* Begin *

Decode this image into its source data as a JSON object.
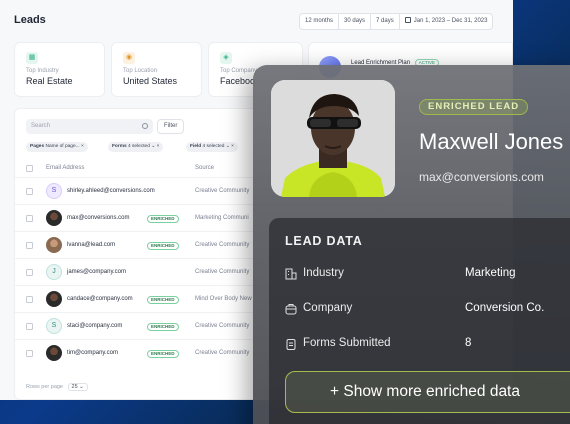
{
  "leads_page": {
    "title": "Leads",
    "range_tabs": [
      "12 months",
      "30 days",
      "7 days"
    ],
    "date_range": "Jan 1, 2023 – Dec 31, 2023",
    "stats": [
      {
        "label": "Top Industry",
        "value": "Real Estate",
        "icon": "building-icon",
        "color": "#2fb38a"
      },
      {
        "label": "Top Location",
        "value": "United States",
        "icon": "location-icon",
        "color": "#e1962b"
      },
      {
        "label": "Top Company",
        "value": "Faceboo",
        "icon": "company-icon",
        "color": "#2fb38a"
      }
    ],
    "plan": {
      "title": "Lead Enrichment Plan",
      "badge": "ACTIVE"
    },
    "table": {
      "search_placeholder": "Search",
      "filter_label": "Filter",
      "chips": [
        {
          "key": "Pages",
          "value": "Name of page..."
        },
        {
          "key": "Forms",
          "value": "4 selected"
        },
        {
          "key": "Field",
          "value": "4 selected"
        }
      ],
      "columns": [
        "Email Address",
        "Source"
      ],
      "rows": [
        {
          "avatar": "S",
          "avatar_type": "letter-purple",
          "email": "shirley.ahleed@conversions.com",
          "enriched": false,
          "source": "Creative Community"
        },
        {
          "avatar": "",
          "avatar_type": "photo",
          "email": "max@conversions.com",
          "enriched": true,
          "source": "Marketing Communi"
        },
        {
          "avatar": "",
          "avatar_type": "photo",
          "email": "lvanna@lead.com",
          "enriched": true,
          "source": "Creative Community"
        },
        {
          "avatar": "J",
          "avatar_type": "letter",
          "email": "james@company.com",
          "enriched": false,
          "source": "Creative Community"
        },
        {
          "avatar": "",
          "avatar_type": "photo",
          "email": "candace@company.com",
          "enriched": true,
          "source": "Mind Over Body New"
        },
        {
          "avatar": "S",
          "avatar_type": "letter",
          "email": "staci@company.com",
          "enriched": true,
          "source": "Creative Community"
        },
        {
          "avatar": "",
          "avatar_type": "photo",
          "email": "tim@company.com",
          "enriched": true,
          "source": "Creative Community"
        }
      ],
      "enriched_label": "ENRICHED",
      "rows_per_page_label": "Rows per page",
      "rows_per_page_value": "25"
    }
  },
  "lead_card": {
    "badge": "ENRICHED LEAD",
    "name": "Maxwell Jones",
    "email": "max@conversions.com",
    "data_title": "LEAD DATA",
    "fields": [
      {
        "icon": "building-icon",
        "label": "Industry",
        "value": "Marketing"
      },
      {
        "icon": "company-icon",
        "label": "Company",
        "value": "Conversion Co."
      },
      {
        "icon": "form-icon",
        "label": "Forms Submitted",
        "value": "8"
      }
    ],
    "more_button": "+ Show more enriched data",
    "accent": "#a3bd4c"
  }
}
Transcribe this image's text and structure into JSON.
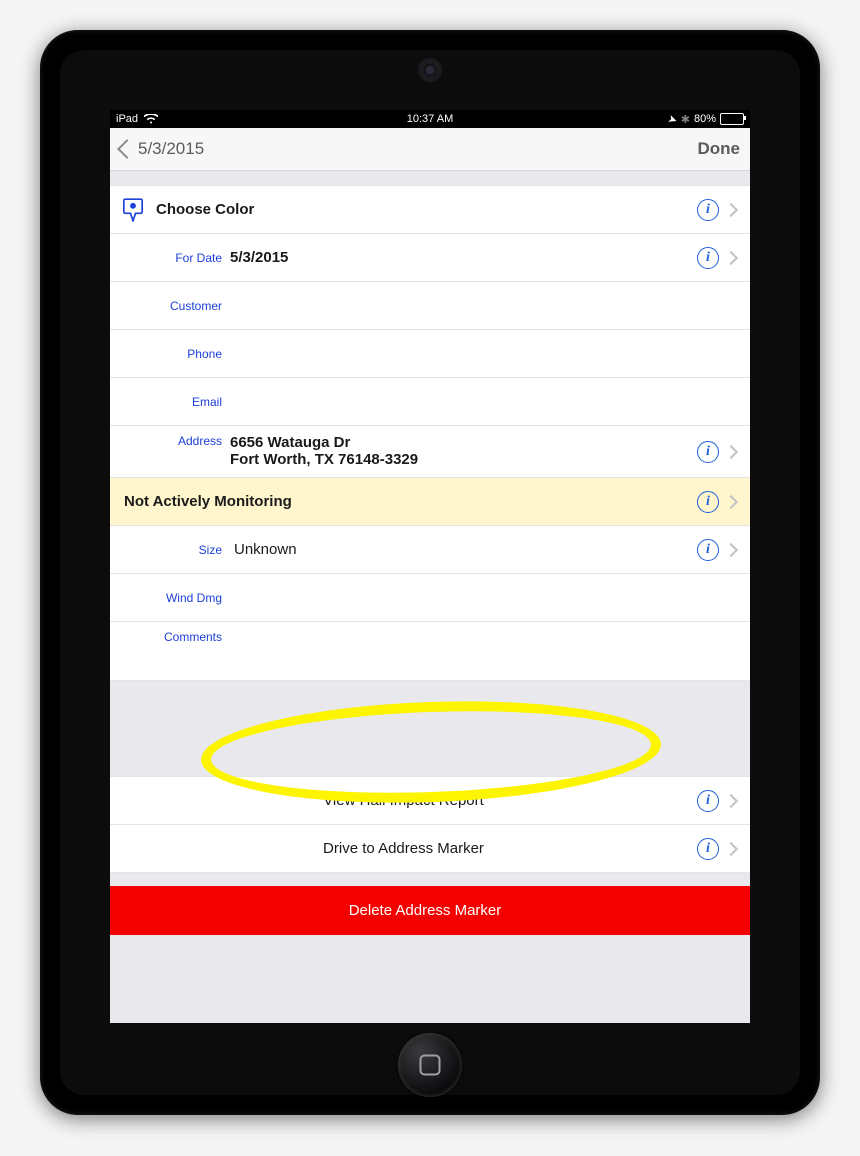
{
  "statusbar": {
    "carrier": "iPad",
    "time": "10:37 AM",
    "battery": "80%"
  },
  "nav": {
    "back": "5/3/2015",
    "done": "Done"
  },
  "fields": {
    "color_label": "Choose Color",
    "for_date_lbl": "For Date",
    "for_date": "5/3/2015",
    "customer_lbl": "Customer",
    "customer": "",
    "phone_lbl": "Phone",
    "phone": "",
    "email_lbl": "Email",
    "email": "",
    "address_lbl": "Address",
    "address_line1": "6656 Watauga Dr",
    "address_line2": "Fort Worth, TX 76148-3329",
    "monitor": "Not Actively Monitoring",
    "size_lbl": "Size",
    "size": "Unknown",
    "wind_lbl": "Wind Dmg",
    "wind": "",
    "comments_lbl": "Comments",
    "comments": ""
  },
  "actions": {
    "view_report": "View Hail Impact Report",
    "drive": "Drive to Address Marker",
    "delete": "Delete Address Marker"
  }
}
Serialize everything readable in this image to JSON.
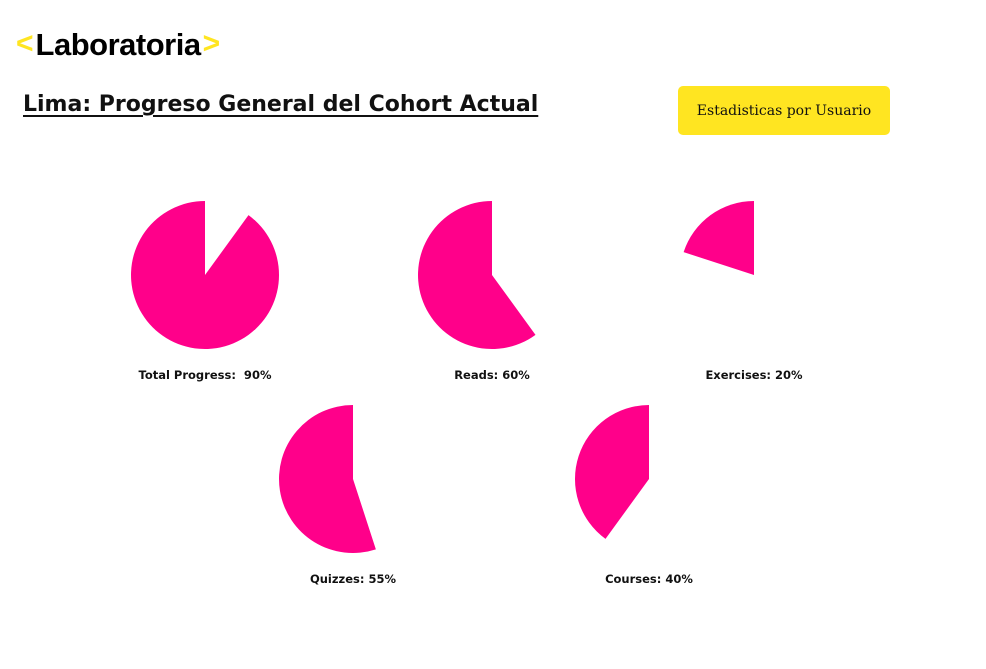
{
  "header": {
    "logo_left_bracket": "<",
    "logo_text": "Laboratoria",
    "logo_right_bracket": ">",
    "title": "Lima: Progreso General del Cohort Actual",
    "user_stats_button": "Estadisticas por Usuario"
  },
  "colors": {
    "brand_yellow": "#FFE521",
    "slice_pink": "#FF008A",
    "text": "#111111"
  },
  "chart_data": [
    {
      "type": "pie",
      "label": "Total Progress:  90%",
      "value": 90,
      "unit": "%"
    },
    {
      "type": "pie",
      "label": "Reads: 60%",
      "value": 60,
      "unit": "%"
    },
    {
      "type": "pie",
      "label": "Exercises: 20%",
      "value": 20,
      "unit": "%"
    },
    {
      "type": "pie",
      "label": "Quizzes: 55%",
      "value": 55,
      "unit": "%"
    },
    {
      "type": "pie",
      "label": "Courses: 40%",
      "value": 40,
      "unit": "%"
    }
  ]
}
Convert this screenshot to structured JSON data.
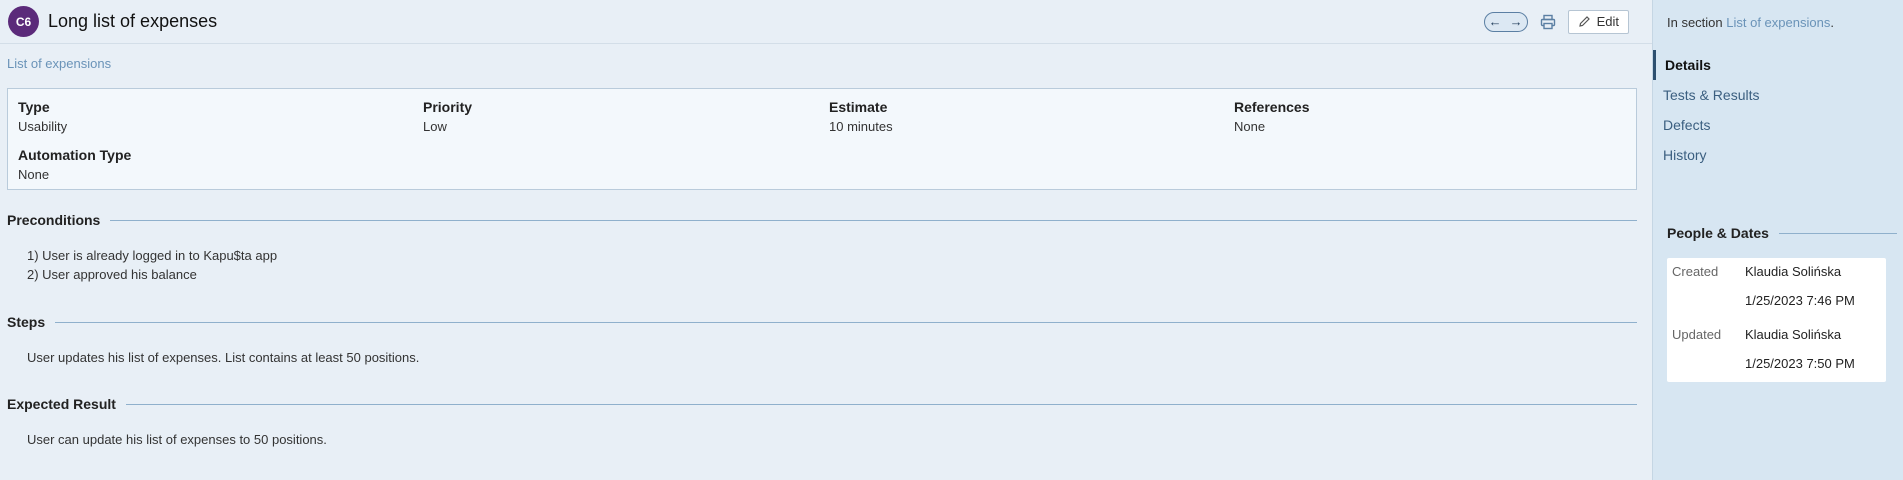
{
  "header": {
    "case_id": "C6",
    "title": "Long list of expenses",
    "edit_label": "Edit"
  },
  "breadcrumb": "List of expensions",
  "fields": {
    "type_label": "Type",
    "type_value": "Usability",
    "priority_label": "Priority",
    "priority_value": "Low",
    "estimate_label": "Estimate",
    "estimate_value": "10 minutes",
    "references_label": "References",
    "references_value": "None",
    "automation_label": "Automation Type",
    "automation_value": "None"
  },
  "preconditions": {
    "title": "Preconditions",
    "lines": [
      "1) User is already logged in to Kapu$ta app",
      "2) User approved his balance"
    ]
  },
  "steps": {
    "title": "Steps",
    "text": "User updates his list of expenses. List contains at least 50 positions."
  },
  "expected": {
    "title": "Expected Result",
    "text": "User can update his list of expenses to 50 positions."
  },
  "sidebar": {
    "in_section_prefix": "In section ",
    "in_section_link": "List of expensions",
    "in_section_suffix": ".",
    "nav": [
      "Details",
      "Tests & Results",
      "Defects",
      "History"
    ],
    "people_dates_title": "People & Dates",
    "created_label": "Created",
    "created_by": "Klaudia Solińska",
    "created_date": "1/25/2023 7:46 PM",
    "updated_label": "Updated",
    "updated_by": "Klaudia Solińska",
    "updated_date": "1/25/2023 7:50 PM"
  },
  "colors": {
    "badge": "#5b2a7a",
    "link": "#6a93b8",
    "sidebar_bg": "#d7e6f2"
  }
}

* End *

Quote the entries in full. Any image among them is to be omitted from the copy.

FULL ANSWER
Decode this image into its source data as a JSON object.
{
  "leads_page": {
    "title": "Leads",
    "range_tabs": [
      "12 months",
      "30 days",
      "7 days"
    ],
    "date_range": "Jan 1, 2023 – Dec 31, 2023",
    "stats": [
      {
        "label": "Top Industry",
        "value": "Real Estate",
        "icon": "building-icon",
        "color": "#2fb38a"
      },
      {
        "label": "Top Location",
        "value": "United States",
        "icon": "location-icon",
        "color": "#e1962b"
      },
      {
        "label": "Top Company",
        "value": "Faceboo",
        "icon": "company-icon",
        "color": "#2fb38a"
      }
    ],
    "plan": {
      "title": "Lead Enrichment Plan",
      "badge": "ACTIVE"
    },
    "table": {
      "search_placeholder": "Search",
      "filter_label": "Filter",
      "chips": [
        {
          "key": "Pages",
          "value": "Name of page..."
        },
        {
          "key": "Forms",
          "value": "4 selected"
        },
        {
          "key": "Field",
          "value": "4 selected"
        }
      ],
      "columns": [
        "Email Address",
        "Source"
      ],
      "rows": [
        {
          "avatar": "S",
          "avatar_type": "letter-purple",
          "email": "shirley.ahleed@conversions.com",
          "enriched": false,
          "source": "Creative Community"
        },
        {
          "avatar": "",
          "avatar_type": "photo",
          "email": "max@conversions.com",
          "enriched": true,
          "source": "Marketing Communi"
        },
        {
          "avatar": "",
          "avatar_type": "photo",
          "email": "lvanna@lead.com",
          "enriched": true,
          "source": "Creative Community"
        },
        {
          "avatar": "J",
          "avatar_type": "letter",
          "email": "james@company.com",
          "enriched": false,
          "source": "Creative Community"
        },
        {
          "avatar": "",
          "avatar_type": "photo",
          "email": "candace@company.com",
          "enriched": true,
          "source": "Mind Over Body New"
        },
        {
          "avatar": "S",
          "avatar_type": "letter",
          "email": "staci@company.com",
          "enriched": true,
          "source": "Creative Community"
        },
        {
          "avatar": "",
          "avatar_type": "photo",
          "email": "tim@company.com",
          "enriched": true,
          "source": "Creative Community"
        }
      ],
      "enriched_label": "ENRICHED",
      "rows_per_page_label": "Rows per page",
      "rows_per_page_value": "25"
    }
  },
  "lead_card": {
    "badge": "ENRICHED LEAD",
    "name": "Maxwell Jones",
    "email": "max@conversions.com",
    "data_title": "LEAD DATA",
    "fields": [
      {
        "icon": "building-icon",
        "label": "Industry",
        "value": "Marketing"
      },
      {
        "icon": "company-icon",
        "label": "Company",
        "value": "Conversion Co."
      },
      {
        "icon": "form-icon",
        "label": "Forms Submitted",
        "value": "8"
      }
    ],
    "more_button": "+ Show more enriched data",
    "accent": "#a3bd4c"
  }
}
Transcribe this image's text and structure into JSON.
{
  "statusbar": {
    "carrier": "iPad",
    "time": "10:37 AM",
    "battery": "80%"
  },
  "nav": {
    "back": "5/3/2015",
    "done": "Done"
  },
  "fields": {
    "color_label": "Choose Color",
    "for_date_lbl": "For Date",
    "for_date": "5/3/2015",
    "customer_lbl": "Customer",
    "customer": "",
    "phone_lbl": "Phone",
    "phone": "",
    "email_lbl": "Email",
    "email": "",
    "address_lbl": "Address",
    "address_line1": "6656 Watauga Dr",
    "address_line2": "Fort Worth, TX 76148-3329",
    "monitor": "Not Actively Monitoring",
    "size_lbl": "Size",
    "size": "Unknown",
    "wind_lbl": "Wind Dmg",
    "wind": "",
    "comments_lbl": "Comments",
    "comments": ""
  },
  "actions": {
    "view_report": "View Hail Impact Report",
    "drive": "Drive to Address Marker",
    "delete": "Delete Address Marker"
  }
}
Serialize everything readable in this image to JSON.
{
  "header": {
    "logo_left_bracket": "<",
    "logo_text": "Laboratoria",
    "logo_right_bracket": ">",
    "title": "Lima: Progreso General del Cohort Actual",
    "user_stats_button": "Estadisticas por Usuario"
  },
  "colors": {
    "brand_yellow": "#FFE521",
    "slice_pink": "#FF008A",
    "text": "#111111"
  },
  "chart_data": [
    {
      "type": "pie",
      "label": "Total Progress:  90%",
      "value": 90,
      "unit": "%"
    },
    {
      "type": "pie",
      "label": "Reads: 60%",
      "value": 60,
      "unit": "%"
    },
    {
      "type": "pie",
      "label": "Exercises: 20%",
      "value": 20,
      "unit": "%"
    },
    {
      "type": "pie",
      "label": "Quizzes: 55%",
      "value": 55,
      "unit": "%"
    },
    {
      "type": "pie",
      "label": "Courses: 40%",
      "value": 40,
      "unit": "%"
    }
  ]
}
Convert this screenshot to structured JSON data.
{
  "header": {
    "case_id": "C6",
    "title": "Long list of expenses",
    "edit_label": "Edit"
  },
  "breadcrumb": "List of expensions",
  "fields": {
    "type_label": "Type",
    "type_value": "Usability",
    "priority_label": "Priority",
    "priority_value": "Low",
    "estimate_label": "Estimate",
    "estimate_value": "10 minutes",
    "references_label": "References",
    "references_value": "None",
    "automation_label": "Automation Type",
    "automation_value": "None"
  },
  "preconditions": {
    "title": "Preconditions",
    "lines": [
      "1) User is already logged in to Kapu$ta app",
      "2) User approved his balance"
    ]
  },
  "steps": {
    "title": "Steps",
    "text": "User updates his list of expenses. List contains at least 50 positions."
  },
  "expected": {
    "title": "Expected Result",
    "text": "User can update his list of expenses to 50 positions."
  },
  "sidebar": {
    "in_section_prefix": "In section ",
    "in_section_link": "List of expensions",
    "in_section_suffix": ".",
    "nav": [
      "Details",
      "Tests & Results",
      "Defects",
      "History"
    ],
    "people_dates_title": "People & Dates",
    "created_label": "Created",
    "created_by": "Klaudia Solińska",
    "created_date": "1/25/2023 7:46 PM",
    "updated_label": "Updated",
    "updated_by": "Klaudia Solińska",
    "updated_date": "1/25/2023 7:50 PM"
  },
  "colors": {
    "badge": "#5b2a7a",
    "link": "#6a93b8",
    "sidebar_bg": "#d7e6f2"
  }
}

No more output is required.